## TASK DESCRIPTION
Pick out each line of the records that contains the string "caption" and copy it. Case counts.

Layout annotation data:
───

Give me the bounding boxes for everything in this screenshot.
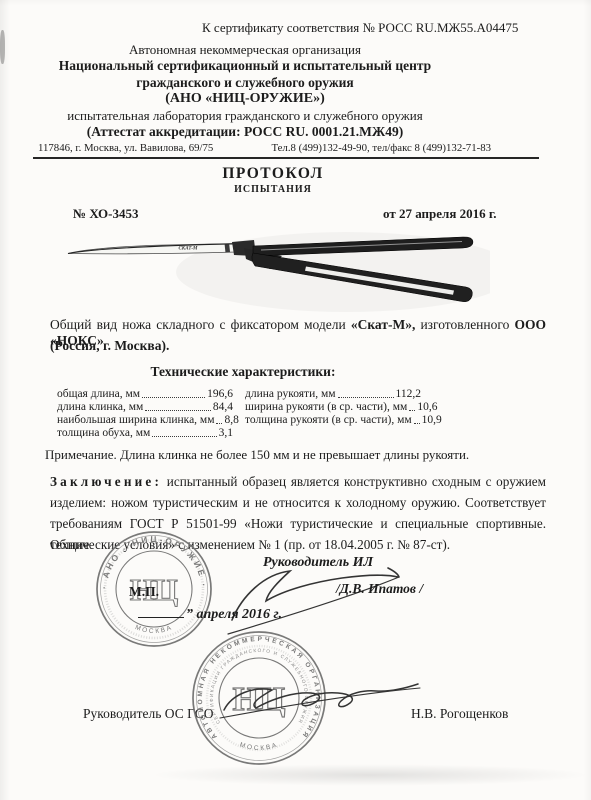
dotted-leader	[409, 410, 415, 411]
conclusion-label: Заключение:	[50, 474, 162, 489]
spec-row: наибольшая ширина клинка, мм8,8	[57, 414, 233, 427]
specs-title: Технические характеристики:	[0, 364, 486, 380]
conclusion-line1: Заключение: испытанный образец является …	[50, 472, 546, 493]
specs-table: общая длина, мм196,6 длина клинка, мм84,…	[57, 388, 421, 439]
spec-value: 84,4	[213, 401, 233, 413]
spec-label: толщина обуха, мм	[57, 427, 150, 439]
spec-label: наибольшая ширина клинка, мм	[57, 414, 214, 426]
dotted-leader	[142, 397, 205, 398]
dotted-leader	[338, 397, 394, 398]
seal-place-mark: М.П.	[129, 584, 159, 600]
spec-value: 8,8	[224, 414, 238, 426]
spec-row: ширина рукояти (в ср. части), мм10,6	[245, 401, 421, 414]
stamp-bottom-text: МОСКВА	[134, 624, 174, 635]
photo-caption-line2: (Россия, г. Москва).	[50, 338, 546, 354]
protocol-date: от 27 апреля 2016 г.	[383, 206, 497, 222]
date-blank-underline	[138, 605, 184, 618]
spec-label: толщина рукояти (в ср. части), мм	[245, 414, 412, 426]
dotted-leader	[152, 436, 216, 437]
org-short-name: (АНО «НИЦ-ОРУЖИЕ»)	[0, 91, 490, 107]
spec-label: ширина рукояти (в ср. части), мм	[245, 401, 407, 413]
knife-blade-etching: СКАТ-М	[178, 247, 198, 252]
spec-label: длина клинка, мм	[57, 401, 143, 413]
spec-row: толщина обуха, мм3,1	[57, 426, 233, 439]
specs-note: Примечание. Длина клинка не более 150 мм…	[45, 447, 469, 463]
caption-part1: Общий вид ножа складного с фиксатором мо…	[50, 317, 351, 332]
protocol-number: № ХО-3453	[73, 206, 138, 222]
os-head-name: Н.В. Рогощенков	[411, 706, 508, 722]
dotted-leader	[216, 423, 222, 424]
dotted-leader	[414, 423, 420, 424]
specs-column-left: общая длина, мм196,6 длина клинка, мм84,…	[57, 388, 233, 439]
conclusion-line1-text: испытанный образец является конструктивн…	[162, 474, 546, 489]
knife-blade-stamp-mark	[225, 244, 230, 252]
caption-model: «Скат-М»,	[351, 317, 415, 332]
org-type-line: Автономная некоммерческая организация	[0, 42, 490, 58]
spec-row: длина рукояти, мм112,2	[245, 388, 421, 401]
date-suffix: ” апреля 2016 г.	[186, 607, 282, 622]
org-name-line-2: гражданского и служебного оружия	[0, 75, 490, 91]
spec-value: 112,2	[396, 388, 421, 400]
spec-value: 3,1	[219, 427, 233, 439]
date-fill-line: ” апреля 2016 г.	[138, 605, 282, 623]
spec-label: длина рукояти, мм	[245, 388, 336, 400]
scanned-protocol-page: К сертификату соответствия № РОСС RU.МЖ5…	[0, 0, 591, 800]
spec-row: длина клинка, мм84,4	[57, 401, 233, 414]
specs-column-right: длина рукояти, мм112,2 ширина рукояти (в…	[245, 388, 421, 439]
spec-label: общая длина, мм	[57, 388, 140, 400]
org-address: 117846, г. Москва, ул. Вавилова, 69/75	[38, 142, 213, 154]
conclusion-line2: изделием: ножом туристическим и не относ…	[50, 493, 546, 514]
knife-blade	[68, 244, 236, 254]
protocol-subtitle: ИСПЫТАНИЯ	[0, 184, 546, 195]
spec-value: 196,6	[207, 388, 233, 400]
spec-value: 10,6	[417, 401, 437, 413]
protocol-title: ПРОТОКОЛ	[0, 165, 546, 183]
il-head-name: /Д.В. Ипатов /	[336, 581, 423, 597]
accreditation-line: (Аттестат аккредитации: РОСС RU. 0001.21…	[0, 124, 490, 140]
spec-row: толщина рукояти (в ср. части), мм10,9	[245, 414, 421, 427]
os-head-signature	[214, 666, 426, 728]
lab-line: испытательная лаборатория гражданского и…	[0, 108, 490, 124]
org-phones: Тел.8 (499)132-49-90, тел/факс 8 (499)13…	[271, 142, 491, 154]
certificate-reference-line: К сертификату соответствия № РОСС RU.МЖ5…	[202, 20, 518, 36]
svg-text:МОСКВА: МОСКВА	[134, 624, 174, 635]
spec-value: 10,9	[422, 414, 442, 426]
caption-part2: изготовленного	[415, 317, 514, 332]
knife-photo: СКАТ-М	[56, 226, 490, 316]
header-divider	[33, 157, 539, 159]
il-head-signature	[218, 560, 418, 640]
dotted-leader	[145, 410, 211, 411]
org-name-line-1: Национальный сертификационный и испытате…	[0, 58, 490, 74]
spec-row: общая длина, мм196,6	[57, 388, 233, 401]
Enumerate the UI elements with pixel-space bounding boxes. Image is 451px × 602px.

───

## TASK OUTPUT
photo-caption-line2: (Россия, г. Москва).	[50, 338, 546, 354]
caption-part1: Общий вид ножа складного с фиксатором мо…	[50, 317, 351, 332]
caption-model: «Скат-М»,	[351, 317, 415, 332]
caption-part2: изготовленного	[415, 317, 514, 332]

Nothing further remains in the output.